Given request. Restate every line of the material, word for word.

%%

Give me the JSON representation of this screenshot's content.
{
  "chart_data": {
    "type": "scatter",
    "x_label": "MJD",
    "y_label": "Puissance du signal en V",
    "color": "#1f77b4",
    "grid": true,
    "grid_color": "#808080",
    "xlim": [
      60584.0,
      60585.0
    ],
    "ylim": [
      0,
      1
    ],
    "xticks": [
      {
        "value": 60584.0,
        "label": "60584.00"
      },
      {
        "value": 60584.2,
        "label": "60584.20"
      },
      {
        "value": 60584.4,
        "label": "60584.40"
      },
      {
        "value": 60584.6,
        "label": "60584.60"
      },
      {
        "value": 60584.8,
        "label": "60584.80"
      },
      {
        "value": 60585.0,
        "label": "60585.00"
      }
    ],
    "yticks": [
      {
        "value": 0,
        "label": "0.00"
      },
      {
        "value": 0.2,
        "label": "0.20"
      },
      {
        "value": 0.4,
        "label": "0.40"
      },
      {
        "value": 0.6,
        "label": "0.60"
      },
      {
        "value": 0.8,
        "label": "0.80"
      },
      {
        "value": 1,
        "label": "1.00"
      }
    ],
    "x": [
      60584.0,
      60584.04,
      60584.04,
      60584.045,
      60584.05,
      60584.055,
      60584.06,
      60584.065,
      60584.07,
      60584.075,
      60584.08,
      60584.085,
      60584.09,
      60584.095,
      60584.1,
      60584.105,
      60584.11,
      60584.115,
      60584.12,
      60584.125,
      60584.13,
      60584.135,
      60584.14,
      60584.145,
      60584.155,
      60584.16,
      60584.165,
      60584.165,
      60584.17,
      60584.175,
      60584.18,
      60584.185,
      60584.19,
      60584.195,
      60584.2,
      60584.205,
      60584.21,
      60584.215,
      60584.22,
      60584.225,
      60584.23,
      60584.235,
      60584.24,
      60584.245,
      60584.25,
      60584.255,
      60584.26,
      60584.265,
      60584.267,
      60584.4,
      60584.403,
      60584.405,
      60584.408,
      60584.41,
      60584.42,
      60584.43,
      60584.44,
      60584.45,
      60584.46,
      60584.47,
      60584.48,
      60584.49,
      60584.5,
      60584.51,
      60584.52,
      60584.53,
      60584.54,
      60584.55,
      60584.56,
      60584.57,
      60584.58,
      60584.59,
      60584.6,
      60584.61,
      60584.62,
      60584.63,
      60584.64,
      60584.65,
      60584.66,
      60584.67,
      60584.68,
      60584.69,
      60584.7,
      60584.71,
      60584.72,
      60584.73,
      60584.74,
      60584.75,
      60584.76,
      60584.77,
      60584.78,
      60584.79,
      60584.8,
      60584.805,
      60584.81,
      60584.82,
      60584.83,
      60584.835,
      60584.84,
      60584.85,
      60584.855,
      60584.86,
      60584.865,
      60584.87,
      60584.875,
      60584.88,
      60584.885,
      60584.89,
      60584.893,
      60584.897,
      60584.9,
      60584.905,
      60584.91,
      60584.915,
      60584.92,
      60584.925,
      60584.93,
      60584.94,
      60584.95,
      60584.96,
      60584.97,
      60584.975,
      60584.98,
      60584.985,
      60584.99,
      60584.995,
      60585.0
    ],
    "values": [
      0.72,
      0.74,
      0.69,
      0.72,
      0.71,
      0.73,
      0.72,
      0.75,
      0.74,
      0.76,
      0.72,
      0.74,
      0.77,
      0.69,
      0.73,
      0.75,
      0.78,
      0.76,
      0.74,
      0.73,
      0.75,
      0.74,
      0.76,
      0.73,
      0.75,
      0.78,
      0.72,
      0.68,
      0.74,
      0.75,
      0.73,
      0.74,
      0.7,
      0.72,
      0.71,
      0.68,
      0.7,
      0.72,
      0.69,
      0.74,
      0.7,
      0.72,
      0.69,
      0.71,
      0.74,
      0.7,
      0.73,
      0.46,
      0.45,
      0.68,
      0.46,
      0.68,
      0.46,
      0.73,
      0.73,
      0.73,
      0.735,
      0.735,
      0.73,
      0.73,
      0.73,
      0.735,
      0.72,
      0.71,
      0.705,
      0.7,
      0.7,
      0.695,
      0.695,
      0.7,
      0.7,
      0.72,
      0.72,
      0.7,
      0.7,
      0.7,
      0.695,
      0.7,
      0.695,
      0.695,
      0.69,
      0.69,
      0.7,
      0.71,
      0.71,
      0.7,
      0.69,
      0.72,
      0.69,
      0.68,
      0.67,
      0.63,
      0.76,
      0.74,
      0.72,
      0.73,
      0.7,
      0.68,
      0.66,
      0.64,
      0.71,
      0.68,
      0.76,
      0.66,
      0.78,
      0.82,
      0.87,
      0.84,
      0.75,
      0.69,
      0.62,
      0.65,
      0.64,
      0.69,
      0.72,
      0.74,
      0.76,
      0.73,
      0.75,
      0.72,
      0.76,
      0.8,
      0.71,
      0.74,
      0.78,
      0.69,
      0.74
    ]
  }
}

%%

Response to this task.
Give me the JSON representation of this screenshot's content.
{
  "chart_data": {
    "type": "scatter",
    "x_label": "MJD",
    "y_label": "Puissance du signal en V",
    "color": "#1f77b4",
    "grid": true,
    "grid_color": "#808080",
    "xlim": [
      60584.0,
      60585.0
    ],
    "ylim": [
      0,
      1
    ],
    "xticks": [
      {
        "value": 60584.0,
        "label": "60584.00"
      },
      {
        "value": 60584.2,
        "label": "60584.20"
      },
      {
        "value": 60584.4,
        "label": "60584.40"
      },
      {
        "value": 60584.6,
        "label": "60584.60"
      },
      {
        "value": 60584.8,
        "label": "60584.80"
      },
      {
        "value": 60585.0,
        "label": "60585.00"
      }
    ],
    "yticks": [
      {
        "value": 0,
        "label": "0.00"
      },
      {
        "value": 0.2,
        "label": "0.20"
      },
      {
        "value": 0.4,
        "label": "0.40"
      },
      {
        "value": 0.6,
        "label": "0.60"
      },
      {
        "value": 0.8,
        "label": "0.80"
      },
      {
        "value": 1,
        "label": "1.00"
      }
    ],
    "x": [
      60584.0,
      60584.04,
      60584.04,
      60584.045,
      60584.05,
      60584.055,
      60584.06,
      60584.065,
      60584.07,
      60584.075,
      60584.08,
      60584.085,
      60584.09,
      60584.095,
      60584.1,
      60584.105,
      60584.11,
      60584.115,
      60584.12,
      60584.125,
      60584.13,
      60584.135,
      60584.14,
      60584.145,
      60584.155,
      60584.16,
      60584.165,
      60584.165,
      60584.17,
      60584.175,
      60584.18,
      60584.185,
      60584.19,
      60584.195,
      60584.2,
      60584.205,
      60584.21,
      60584.215,
      60584.22,
      60584.225,
      60584.23,
      60584.235,
      60584.24,
      60584.245,
      60584.25,
      60584.255,
      60584.26,
      60584.265,
      60584.267,
      60584.4,
      60584.403,
      60584.405,
      60584.408,
      60584.41,
      60584.42,
      60584.43,
      60584.44,
      60584.45,
      60584.46,
      60584.47,
      60584.48,
      60584.49,
      60584.5,
      60584.51,
      60584.52,
      60584.53,
      60584.54,
      60584.55,
      60584.56,
      60584.57,
      60584.58,
      60584.59,
      60584.6,
      60584.61,
      60584.62,
      60584.63,
      60584.64,
      60584.65,
      60584.66,
      60584.67,
      60584.68,
      60584.69,
      60584.7,
      60584.71,
      60584.72,
      60584.73,
      60584.74,
      60584.75,
      60584.76,
      60584.77,
      60584.78,
      60584.79,
      60584.8,
      60584.805,
      60584.81,
      60584.82,
      60584.83,
      60584.835,
      60584.84,
      60584.85,
      60584.855,
      60584.86,
      60584.865,
      60584.87,
      60584.875,
      60584.88,
      60584.885,
      60584.89,
      60584.893,
      60584.897,
      60584.9,
      60584.905,
      60584.91,
      60584.915,
      60584.92,
      60584.925,
      60584.93,
      60584.94,
      60584.95,
      60584.96,
      60584.97,
      60584.975,
      60584.98,
      60584.985,
      60584.99,
      60584.995,
      60585.0
    ],
    "values": [
      0.72,
      0.74,
      0.69,
      0.72,
      0.71,
      0.73,
      0.72,
      0.75,
      0.74,
      0.76,
      0.72,
      0.74,
      0.77,
      0.69,
      0.73,
      0.75,
      0.78,
      0.76,
      0.74,
      0.73,
      0.75,
      0.74,
      0.76,
      0.73,
      0.75,
      0.78,
      0.72,
      0.68,
      0.74,
      0.75,
      0.73,
      0.74,
      0.7,
      0.72,
      0.71,
      0.68,
      0.7,
      0.72,
      0.69,
      0.74,
      0.7,
      0.72,
      0.69,
      0.71,
      0.74,
      0.7,
      0.73,
      0.46,
      0.45,
      0.68,
      0.46,
      0.68,
      0.46,
      0.73,
      0.73,
      0.73,
      0.735,
      0.735,
      0.73,
      0.73,
      0.73,
      0.735,
      0.72,
      0.71,
      0.705,
      0.7,
      0.7,
      0.695,
      0.695,
      0.7,
      0.7,
      0.72,
      0.72,
      0.7,
      0.7,
      0.7,
      0.695,
      0.7,
      0.695,
      0.695,
      0.69,
      0.69,
      0.7,
      0.71,
      0.71,
      0.7,
      0.69,
      0.72,
      0.69,
      0.68,
      0.67,
      0.63,
      0.76,
      0.74,
      0.72,
      0.73,
      0.7,
      0.68,
      0.66,
      0.64,
      0.71,
      0.68,
      0.76,
      0.66,
      0.78,
      0.82,
      0.87,
      0.84,
      0.75,
      0.69,
      0.62,
      0.65,
      0.64,
      0.69,
      0.72,
      0.74,
      0.76,
      0.73,
      0.75,
      0.72,
      0.76,
      0.8,
      0.71,
      0.74,
      0.78,
      0.69,
      0.74
    ]
  }
}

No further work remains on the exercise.